--- TASK DETAILS ---
Check every line of the data below for the string "خاصا", and copy the ones that hold it.

________

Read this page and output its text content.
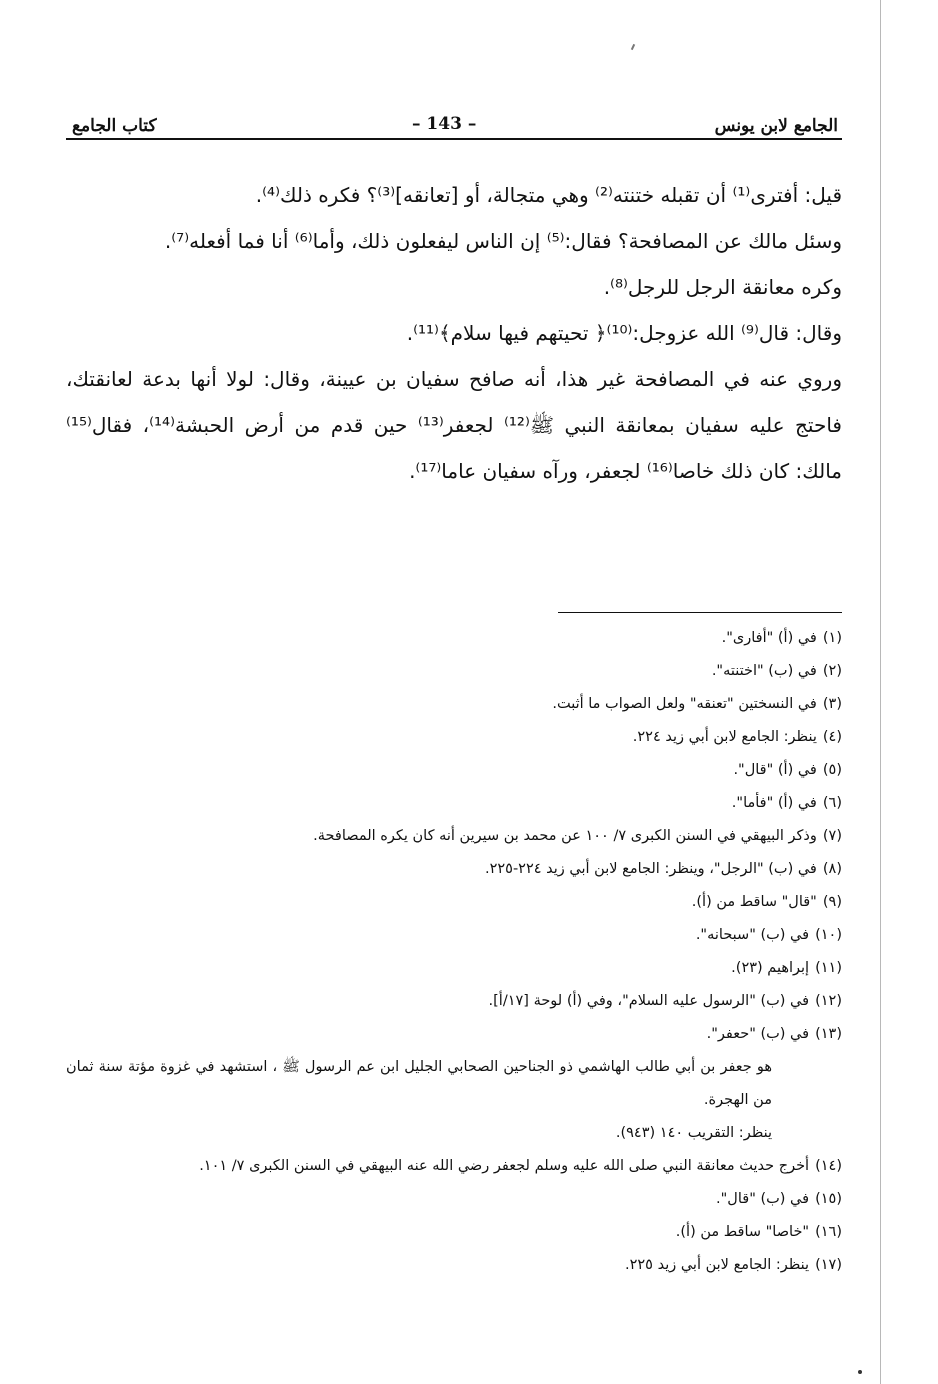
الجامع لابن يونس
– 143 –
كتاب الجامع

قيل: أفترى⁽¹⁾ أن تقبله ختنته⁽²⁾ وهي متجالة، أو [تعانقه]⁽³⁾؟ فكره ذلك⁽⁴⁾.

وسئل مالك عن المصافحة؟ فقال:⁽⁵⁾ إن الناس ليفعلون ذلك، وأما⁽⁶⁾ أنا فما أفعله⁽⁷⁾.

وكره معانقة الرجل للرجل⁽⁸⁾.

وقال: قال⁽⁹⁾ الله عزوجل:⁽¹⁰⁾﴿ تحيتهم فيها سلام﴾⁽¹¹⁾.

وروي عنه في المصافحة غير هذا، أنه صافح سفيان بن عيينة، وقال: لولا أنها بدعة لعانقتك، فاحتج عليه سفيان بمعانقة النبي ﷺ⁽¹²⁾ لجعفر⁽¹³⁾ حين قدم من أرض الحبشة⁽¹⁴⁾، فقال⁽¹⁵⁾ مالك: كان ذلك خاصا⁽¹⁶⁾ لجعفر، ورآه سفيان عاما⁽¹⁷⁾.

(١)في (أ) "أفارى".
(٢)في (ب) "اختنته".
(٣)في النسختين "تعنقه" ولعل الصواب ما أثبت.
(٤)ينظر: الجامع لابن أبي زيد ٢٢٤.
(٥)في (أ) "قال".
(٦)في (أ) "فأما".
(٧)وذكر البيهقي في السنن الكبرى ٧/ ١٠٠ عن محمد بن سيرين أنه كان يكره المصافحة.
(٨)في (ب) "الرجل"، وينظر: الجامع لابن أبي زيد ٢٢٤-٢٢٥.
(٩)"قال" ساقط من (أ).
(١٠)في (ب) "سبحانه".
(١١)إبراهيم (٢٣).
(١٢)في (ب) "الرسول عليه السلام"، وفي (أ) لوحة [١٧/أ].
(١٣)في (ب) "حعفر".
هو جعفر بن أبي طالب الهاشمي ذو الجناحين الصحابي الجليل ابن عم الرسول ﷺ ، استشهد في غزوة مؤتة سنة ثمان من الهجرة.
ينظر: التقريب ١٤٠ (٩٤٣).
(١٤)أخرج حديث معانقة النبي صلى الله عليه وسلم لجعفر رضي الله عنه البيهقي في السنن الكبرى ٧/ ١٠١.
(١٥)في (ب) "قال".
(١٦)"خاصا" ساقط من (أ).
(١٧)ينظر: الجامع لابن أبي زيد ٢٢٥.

________

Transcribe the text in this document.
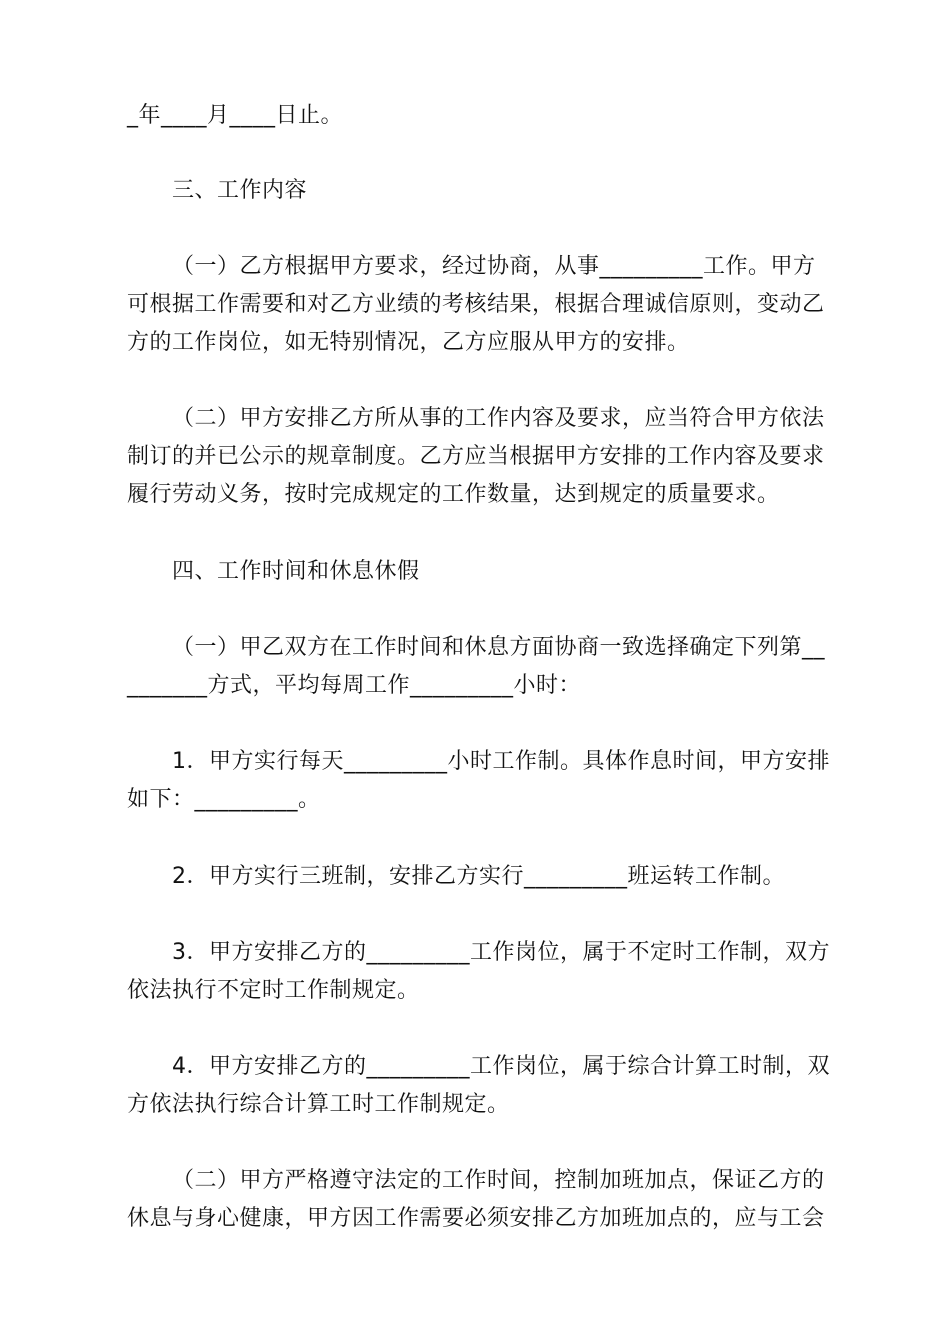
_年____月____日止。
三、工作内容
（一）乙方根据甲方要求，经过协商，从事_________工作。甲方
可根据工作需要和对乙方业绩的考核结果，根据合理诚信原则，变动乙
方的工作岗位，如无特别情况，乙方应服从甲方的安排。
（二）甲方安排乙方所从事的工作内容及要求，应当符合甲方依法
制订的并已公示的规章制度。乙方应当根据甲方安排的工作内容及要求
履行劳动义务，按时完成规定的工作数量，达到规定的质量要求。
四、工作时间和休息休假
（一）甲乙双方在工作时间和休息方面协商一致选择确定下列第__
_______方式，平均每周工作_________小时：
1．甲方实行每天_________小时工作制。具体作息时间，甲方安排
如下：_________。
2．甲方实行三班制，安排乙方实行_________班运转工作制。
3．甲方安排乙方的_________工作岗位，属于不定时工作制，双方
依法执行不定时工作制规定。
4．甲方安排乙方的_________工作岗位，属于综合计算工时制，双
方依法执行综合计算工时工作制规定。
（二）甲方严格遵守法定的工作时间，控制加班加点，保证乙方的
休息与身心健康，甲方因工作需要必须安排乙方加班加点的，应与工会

________

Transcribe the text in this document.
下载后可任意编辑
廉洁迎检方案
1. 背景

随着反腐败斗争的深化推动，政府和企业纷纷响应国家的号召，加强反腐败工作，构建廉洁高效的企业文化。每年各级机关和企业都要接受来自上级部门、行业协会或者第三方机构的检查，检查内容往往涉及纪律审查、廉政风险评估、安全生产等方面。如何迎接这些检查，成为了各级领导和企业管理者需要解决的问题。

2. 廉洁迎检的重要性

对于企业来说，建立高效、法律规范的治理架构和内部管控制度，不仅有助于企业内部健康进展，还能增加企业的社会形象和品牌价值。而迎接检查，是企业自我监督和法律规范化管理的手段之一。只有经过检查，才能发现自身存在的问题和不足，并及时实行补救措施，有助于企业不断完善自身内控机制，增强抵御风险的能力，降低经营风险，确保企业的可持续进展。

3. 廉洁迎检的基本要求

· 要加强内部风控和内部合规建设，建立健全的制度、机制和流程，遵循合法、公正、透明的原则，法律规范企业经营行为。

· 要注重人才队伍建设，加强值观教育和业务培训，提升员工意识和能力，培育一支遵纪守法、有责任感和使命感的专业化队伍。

________

--- ANSWER TO THE TASK ---
وروي عنه في المصافحة غير هذا، أنه صافح سفيان بن عيينة، وقال: لولا أنها بدعة لعانقتك، فاحتج عليه سفيان بمعانقة النبي ﷺ⁽¹²⁾ لجعفر⁽¹³⁾ حين قدم من أرض الحبشة⁽¹⁴⁾، فقال⁽¹⁵⁾ مالك: كان ذلك خاصا⁽¹⁶⁾ لجعفر، ورآه سفيان عاما⁽¹⁷⁾.
(١٦)"خاصا" ساقط من (أ).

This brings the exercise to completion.